• Exercise objective
Leave out the pictures and repeat every record exactly.

-- START OF Records supplied --

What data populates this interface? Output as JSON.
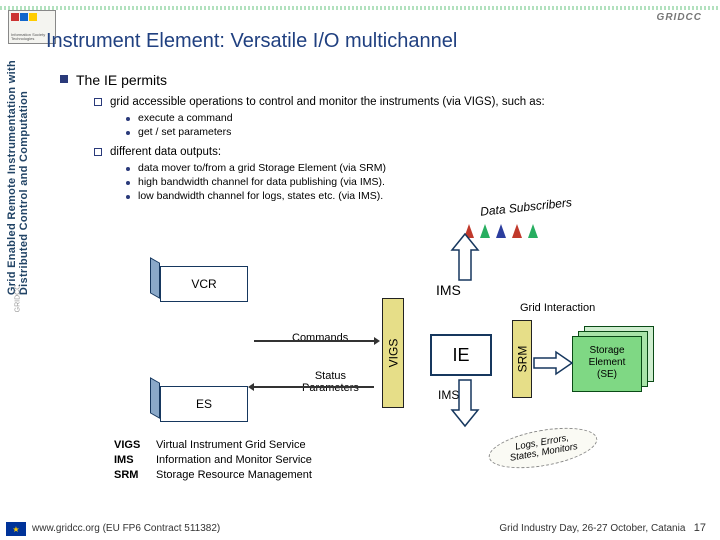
{
  "brand": {
    "top_right": "GRIDCC",
    "sidebar_project": "GRIDCC",
    "sidebar_text": "Grid Enabled Remote Instrumentation with\nDistributed Control and Computation"
  },
  "title": "Instrument Element: Versatile I/O multichannel",
  "bullets": {
    "l1": "The IE permits",
    "l2a": "grid accessible operations to control and monitor the instruments (via VIGS), such as:",
    "l2a_sub": [
      "execute a command",
      "get / set  parameters"
    ],
    "l2b": "different data outputs:",
    "l2b_sub": [
      "data mover to/from a grid Storage Element (via SRM)",
      "high bandwidth channel for data publishing (via IMS).",
      "low bandwidth channel for logs, states etc. (via IMS)."
    ]
  },
  "diagram": {
    "vcr": "VCR",
    "es": "ES",
    "vigs": "VIGS",
    "srm": "SRM",
    "ie": "IE",
    "ims_top": "IMS",
    "ims_bottom": "IMS",
    "commands": "Commands",
    "status": "Status\nParameters",
    "grid_interaction": "Grid Interaction",
    "storage_element": "Storage\nElement\n(SE)",
    "subscribers": "Data Subscribers",
    "cloud": "Logs, Errors,\nStates, Monitors"
  },
  "acronyms": [
    {
      "k": "VIGS",
      "v": "Virtual Instrument Grid Service"
    },
    {
      "k": "IMS",
      "v": "Information and Monitor Service"
    },
    {
      "k": "SRM",
      "v": "Storage Resource Management"
    }
  ],
  "footer": {
    "left": "www.gridcc.org (EU FP6 Contract 511382)",
    "right": "Grid Industry Day, 26-27 October, Catania",
    "page": "17"
  }
}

-- END OF Records supplied --

• Finished answer
What data populates this interface? Output as JSON.
{
  "brand": {
    "top_right": "GRIDCC",
    "sidebar_project": "GRIDCC",
    "sidebar_text": "Grid Enabled Remote Instrumentation with\nDistributed Control and Computation"
  },
  "title": "Instrument Element: Versatile I/O multichannel",
  "bullets": {
    "l1": "The IE permits",
    "l2a": "grid accessible operations to control and monitor the instruments (via VIGS), such as:",
    "l2a_sub": [
      "execute a command",
      "get / set  parameters"
    ],
    "l2b": "different data outputs:",
    "l2b_sub": [
      "data mover to/from a grid Storage Element (via SRM)",
      "high bandwidth channel for data publishing (via IMS).",
      "low bandwidth channel for logs, states etc. (via IMS)."
    ]
  },
  "diagram": {
    "vcr": "VCR",
    "es": "ES",
    "vigs": "VIGS",
    "srm": "SRM",
    "ie": "IE",
    "ims_top": "IMS",
    "ims_bottom": "IMS",
    "commands": "Commands",
    "status": "Status\nParameters",
    "grid_interaction": "Grid Interaction",
    "storage_element": "Storage\nElement\n(SE)",
    "subscribers": "Data Subscribers",
    "cloud": "Logs, Errors,\nStates, Monitors"
  },
  "acronyms": [
    {
      "k": "VIGS",
      "v": "Virtual Instrument Grid Service"
    },
    {
      "k": "IMS",
      "v": "Information and Monitor Service"
    },
    {
      "k": "SRM",
      "v": "Storage Resource Management"
    }
  ],
  "footer": {
    "left": "www.gridcc.org (EU FP6 Contract 511382)",
    "right": "Grid Industry Day, 26-27 October, Catania",
    "page": "17"
  }
}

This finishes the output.